**SET PROBLEM:**
All entries are to be quoted exactly; the images stay out of the copy.

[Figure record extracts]
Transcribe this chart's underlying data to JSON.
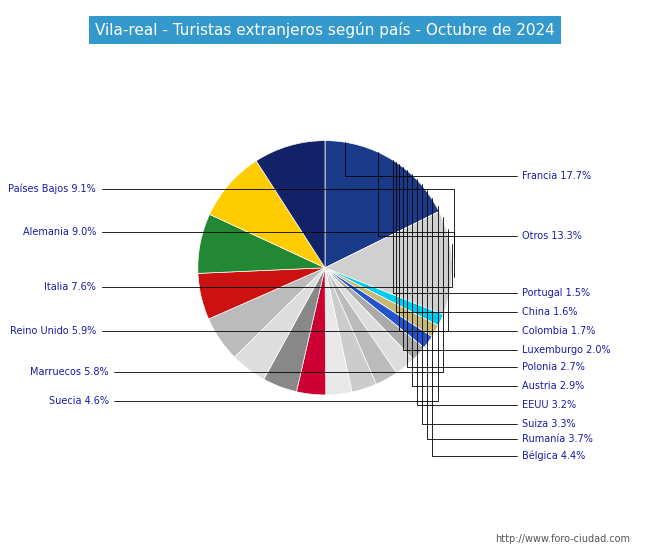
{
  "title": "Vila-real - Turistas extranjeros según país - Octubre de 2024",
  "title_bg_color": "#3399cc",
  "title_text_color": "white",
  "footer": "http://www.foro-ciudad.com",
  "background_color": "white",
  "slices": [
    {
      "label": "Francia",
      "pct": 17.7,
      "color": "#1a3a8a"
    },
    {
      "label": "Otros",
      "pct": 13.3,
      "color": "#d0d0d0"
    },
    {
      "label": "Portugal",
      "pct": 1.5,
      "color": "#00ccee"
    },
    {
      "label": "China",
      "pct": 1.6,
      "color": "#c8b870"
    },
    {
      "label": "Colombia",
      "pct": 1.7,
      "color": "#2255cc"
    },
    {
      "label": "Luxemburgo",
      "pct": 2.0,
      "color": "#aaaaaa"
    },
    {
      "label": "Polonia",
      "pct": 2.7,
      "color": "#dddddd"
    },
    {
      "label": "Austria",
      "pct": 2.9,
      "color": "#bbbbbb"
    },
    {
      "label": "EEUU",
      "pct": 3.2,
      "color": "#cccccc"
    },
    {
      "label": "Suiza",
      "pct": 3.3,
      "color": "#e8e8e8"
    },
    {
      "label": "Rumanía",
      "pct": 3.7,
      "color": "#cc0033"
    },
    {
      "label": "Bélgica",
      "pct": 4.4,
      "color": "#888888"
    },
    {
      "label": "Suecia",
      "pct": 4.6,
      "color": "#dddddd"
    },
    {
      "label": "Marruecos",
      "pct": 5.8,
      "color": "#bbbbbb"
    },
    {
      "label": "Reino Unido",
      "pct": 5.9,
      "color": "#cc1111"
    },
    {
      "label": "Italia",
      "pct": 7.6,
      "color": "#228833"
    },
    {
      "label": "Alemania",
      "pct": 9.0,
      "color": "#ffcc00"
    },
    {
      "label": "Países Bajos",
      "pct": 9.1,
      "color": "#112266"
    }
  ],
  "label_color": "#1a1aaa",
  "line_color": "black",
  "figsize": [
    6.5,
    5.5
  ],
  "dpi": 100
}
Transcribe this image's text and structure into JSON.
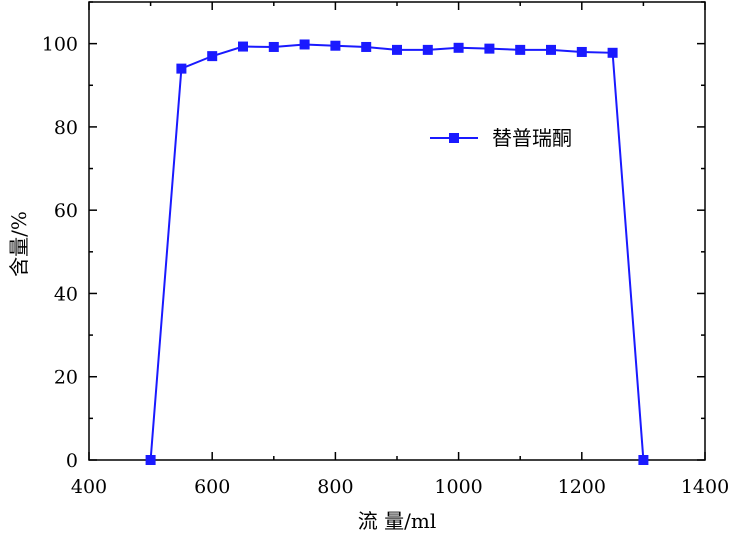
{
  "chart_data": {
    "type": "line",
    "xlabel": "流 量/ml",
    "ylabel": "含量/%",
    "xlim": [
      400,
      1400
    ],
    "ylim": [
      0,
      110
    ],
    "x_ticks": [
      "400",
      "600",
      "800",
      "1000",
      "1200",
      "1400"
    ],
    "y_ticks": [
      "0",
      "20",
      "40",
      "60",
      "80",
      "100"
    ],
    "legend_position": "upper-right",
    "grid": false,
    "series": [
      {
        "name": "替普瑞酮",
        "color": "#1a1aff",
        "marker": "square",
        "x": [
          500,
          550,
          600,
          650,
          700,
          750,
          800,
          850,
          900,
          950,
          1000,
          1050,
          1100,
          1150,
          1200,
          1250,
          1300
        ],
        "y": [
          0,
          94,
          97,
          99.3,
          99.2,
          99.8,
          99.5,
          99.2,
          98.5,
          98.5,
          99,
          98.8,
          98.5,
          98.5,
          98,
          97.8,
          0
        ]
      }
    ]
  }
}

**CORRECT RESULT:**
Transcribe this chart's underlying data to JSON.
{
  "title": "Vila-real - Turistas extranjeros según país - Octubre de 2024",
  "title_bg_color": "#3399cc",
  "title_text_color": "white",
  "footer": "http://www.foro-ciudad.com",
  "background_color": "white",
  "slices": [
    {
      "label": "Francia",
      "pct": 17.7,
      "color": "#1a3a8a"
    },
    {
      "label": "Otros",
      "pct": 13.3,
      "color": "#d0d0d0"
    },
    {
      "label": "Portugal",
      "pct": 1.5,
      "color": "#00ccee"
    },
    {
      "label": "China",
      "pct": 1.6,
      "color": "#c8b870"
    },
    {
      "label": "Colombia",
      "pct": 1.7,
      "color": "#2255cc"
    },
    {
      "label": "Luxemburgo",
      "pct": 2.0,
      "color": "#aaaaaa"
    },
    {
      "label": "Polonia",
      "pct": 2.7,
      "color": "#dddddd"
    },
    {
      "label": "Austria",
      "pct": 2.9,
      "color": "#bbbbbb"
    },
    {
      "label": "EEUU",
      "pct": 3.2,
      "color": "#cccccc"
    },
    {
      "label": "Suiza",
      "pct": 3.3,
      "color": "#e8e8e8"
    },
    {
      "label": "Rumanía",
      "pct": 3.7,
      "color": "#cc0033"
    },
    {
      "label": "Bélgica",
      "pct": 4.4,
      "color": "#888888"
    },
    {
      "label": "Suecia",
      "pct": 4.6,
      "color": "#dddddd"
    },
    {
      "label": "Marruecos",
      "pct": 5.8,
      "color": "#bbbbbb"
    },
    {
      "label": "Reino Unido",
      "pct": 5.9,
      "color": "#cc1111"
    },
    {
      "label": "Italia",
      "pct": 7.6,
      "color": "#228833"
    },
    {
      "label": "Alemania",
      "pct": 9.0,
      "color": "#ffcc00"
    },
    {
      "label": "Países Bajos",
      "pct": 9.1,
      "color": "#112266"
    }
  ],
  "label_color": "#1a1aaa",
  "line_color": "black",
  "figsize": [
    6.5,
    5.5
  ],
  "dpi": 100
}
Transcribe this image's text and structure into JSON.
{
  "chart_data": {
    "type": "line",
    "xlabel": "流 量/ml",
    "ylabel": "含量/%",
    "xlim": [
      400,
      1400
    ],
    "ylim": [
      0,
      110
    ],
    "x_ticks": [
      "400",
      "600",
      "800",
      "1000",
      "1200",
      "1400"
    ],
    "y_ticks": [
      "0",
      "20",
      "40",
      "60",
      "80",
      "100"
    ],
    "legend_position": "upper-right",
    "grid": false,
    "series": [
      {
        "name": "替普瑞酮",
        "color": "#1a1aff",
        "marker": "square",
        "x": [
          500,
          550,
          600,
          650,
          700,
          750,
          800,
          850,
          900,
          950,
          1000,
          1050,
          1100,
          1150,
          1200,
          1250,
          1300
        ],
        "y": [
          0,
          94,
          97,
          99.3,
          99.2,
          99.8,
          99.5,
          99.2,
          98.5,
          98.5,
          99,
          98.8,
          98.5,
          98.5,
          98,
          97.8,
          0
        ]
      }
    ]
  }
}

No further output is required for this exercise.